INSTRUÇÃO – Você pode dar continuidade ao texto sobre a presença feminina no agronegócio a partir do ponto em que ele termina?

DOCUMENTO DE ORIGEM –
Edição 40 - 07.01.24

Pesquisa mostra o aumento da presença feminina no agronegócio e reforça o papel vital delas na renovação do setor 

 

Por Romualdo Venâncio  

Na década de 1960, a pesquisadora da Empresa Brasileira de Pesquisa Agropecuária (Embrapa) Johanna Döbereiner liderou os estudos que levaram à viabilização da fixação biológica de nitrogênio (FBN) no cultivo da soja, descoberta que mudou a história da produção nacional da oleaginosa. Desde então, a cada safra o Brasil vem economizando bilhões de dólares com fertilizantes químicos, o que abriu caminho para que chegasse ao topo da produção global do grão. Mais do que a contribuição agronômica, Johanna deixou cravada a importância da mulher na pesquisa agropecuária.  

O avanço feminino no agro é um processo irrefreável, inclusive na liderança de diversas instituições ligadas ao setor. A própria Embrapa, um dos órgãos de pesquisa mais importantes do agronegócio no mundo, agora é presidida por uma mulher – Silvia Massruhá assumiu o cargo em 1º de maio de 2023 –, algo inédito em 50 anos de história da instituição. Assim como Johanna e Silvia, há diversos outros exemplos de mulheres que contribuíram e contribuem para o desenvolvimento do agro nacional.

EXTRATO DE DADOS –
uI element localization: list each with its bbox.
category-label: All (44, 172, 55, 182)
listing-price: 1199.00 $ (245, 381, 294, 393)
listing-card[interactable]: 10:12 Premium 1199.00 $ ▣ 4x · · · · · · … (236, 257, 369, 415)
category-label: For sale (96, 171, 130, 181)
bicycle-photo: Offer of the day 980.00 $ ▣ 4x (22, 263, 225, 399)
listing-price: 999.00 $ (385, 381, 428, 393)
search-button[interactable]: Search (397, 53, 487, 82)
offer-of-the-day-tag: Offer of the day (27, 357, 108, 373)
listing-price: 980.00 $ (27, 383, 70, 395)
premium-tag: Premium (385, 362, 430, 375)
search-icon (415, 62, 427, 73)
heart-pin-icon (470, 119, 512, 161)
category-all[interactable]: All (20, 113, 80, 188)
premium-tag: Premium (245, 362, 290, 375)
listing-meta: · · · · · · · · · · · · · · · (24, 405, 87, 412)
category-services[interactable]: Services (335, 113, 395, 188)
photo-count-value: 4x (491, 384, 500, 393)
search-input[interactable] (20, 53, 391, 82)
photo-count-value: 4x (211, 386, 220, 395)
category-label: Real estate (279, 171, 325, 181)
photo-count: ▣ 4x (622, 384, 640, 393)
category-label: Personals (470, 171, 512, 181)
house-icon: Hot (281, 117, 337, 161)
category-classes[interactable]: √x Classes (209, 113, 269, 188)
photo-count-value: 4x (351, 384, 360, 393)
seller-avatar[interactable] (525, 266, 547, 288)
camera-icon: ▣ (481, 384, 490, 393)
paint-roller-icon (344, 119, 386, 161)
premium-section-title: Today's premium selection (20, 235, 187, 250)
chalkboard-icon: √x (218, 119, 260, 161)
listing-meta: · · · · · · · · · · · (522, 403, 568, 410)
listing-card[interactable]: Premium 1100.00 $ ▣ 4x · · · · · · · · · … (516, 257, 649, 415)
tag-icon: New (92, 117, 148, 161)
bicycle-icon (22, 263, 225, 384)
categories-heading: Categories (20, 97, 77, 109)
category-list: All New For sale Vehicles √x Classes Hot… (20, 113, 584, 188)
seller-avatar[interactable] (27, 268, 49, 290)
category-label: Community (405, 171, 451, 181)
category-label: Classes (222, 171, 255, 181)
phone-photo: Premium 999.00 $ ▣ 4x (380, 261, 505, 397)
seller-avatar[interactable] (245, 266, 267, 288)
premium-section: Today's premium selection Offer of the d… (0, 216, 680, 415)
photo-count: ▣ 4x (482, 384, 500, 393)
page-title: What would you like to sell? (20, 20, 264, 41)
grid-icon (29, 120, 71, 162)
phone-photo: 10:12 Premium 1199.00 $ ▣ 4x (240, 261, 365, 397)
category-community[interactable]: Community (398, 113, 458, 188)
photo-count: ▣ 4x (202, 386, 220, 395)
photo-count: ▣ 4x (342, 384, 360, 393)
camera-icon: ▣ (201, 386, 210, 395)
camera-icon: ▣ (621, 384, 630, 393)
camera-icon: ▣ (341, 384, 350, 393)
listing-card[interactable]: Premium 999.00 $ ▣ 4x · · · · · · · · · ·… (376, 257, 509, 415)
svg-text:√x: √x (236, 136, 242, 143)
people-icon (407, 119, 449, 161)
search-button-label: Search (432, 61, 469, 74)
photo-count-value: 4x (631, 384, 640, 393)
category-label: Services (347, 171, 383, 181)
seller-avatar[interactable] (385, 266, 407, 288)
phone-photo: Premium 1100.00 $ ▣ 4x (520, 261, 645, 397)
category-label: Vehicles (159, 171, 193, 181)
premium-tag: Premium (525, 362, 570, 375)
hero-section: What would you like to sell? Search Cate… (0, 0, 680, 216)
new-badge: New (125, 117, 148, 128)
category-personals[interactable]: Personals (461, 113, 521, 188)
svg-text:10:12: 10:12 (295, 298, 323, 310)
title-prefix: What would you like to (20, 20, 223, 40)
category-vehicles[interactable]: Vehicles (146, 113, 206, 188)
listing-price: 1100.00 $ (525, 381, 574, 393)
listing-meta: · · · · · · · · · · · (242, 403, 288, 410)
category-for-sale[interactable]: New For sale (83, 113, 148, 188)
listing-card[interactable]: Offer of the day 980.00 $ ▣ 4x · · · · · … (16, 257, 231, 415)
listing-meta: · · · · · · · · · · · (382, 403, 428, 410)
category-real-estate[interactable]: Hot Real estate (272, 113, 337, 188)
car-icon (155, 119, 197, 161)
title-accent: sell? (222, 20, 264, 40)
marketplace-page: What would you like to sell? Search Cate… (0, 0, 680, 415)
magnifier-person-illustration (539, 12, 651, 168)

RESULTADO DA TAREFA –
Um retrato desse movimento pode ser conferido na segunda edição da pesquisa “Mulheres que Inovam o Agro”, realizada pela AgTech Garage, um dos principais hubs de inovação do agronegócio do País e que pertence à consultoria PwC. O estudo aponta como as mulheres inovam, quais são seus perfis e onde estão. O número de participantes em 2023 – cerca de 800 – é quase sete vezes maior do que o da primeira edição, que foi respondida por 120 mulheres. De acordo com a editora-chefe de Conteúdo do AgTech Garage, Marina Salles, o projeto surgiu pela curiosidade – ou inquietação – de entender a razão de não haver tantas mulheres em cargos de liderança no agronegócio.  

Entre as características que se destacaram nos resultados da pesquisa estão o grau de instrução das participantes: 41,6% têm pós-graduação, enquanto 12,4% possuem mestrado e 10,5%, doutorado. Sobre os campos em que se formaram, a maior parte (35,6%) é de Ciências Agrárias e o segundo grupo mais numeroso, o de Ciências Humanas (32,3%). Em relação às áreas de atuação, as administrativas estão no topo da lista (37%), seguidas por prestação de serviços (34%) e desenvolvimento de tecnologias (22,9%).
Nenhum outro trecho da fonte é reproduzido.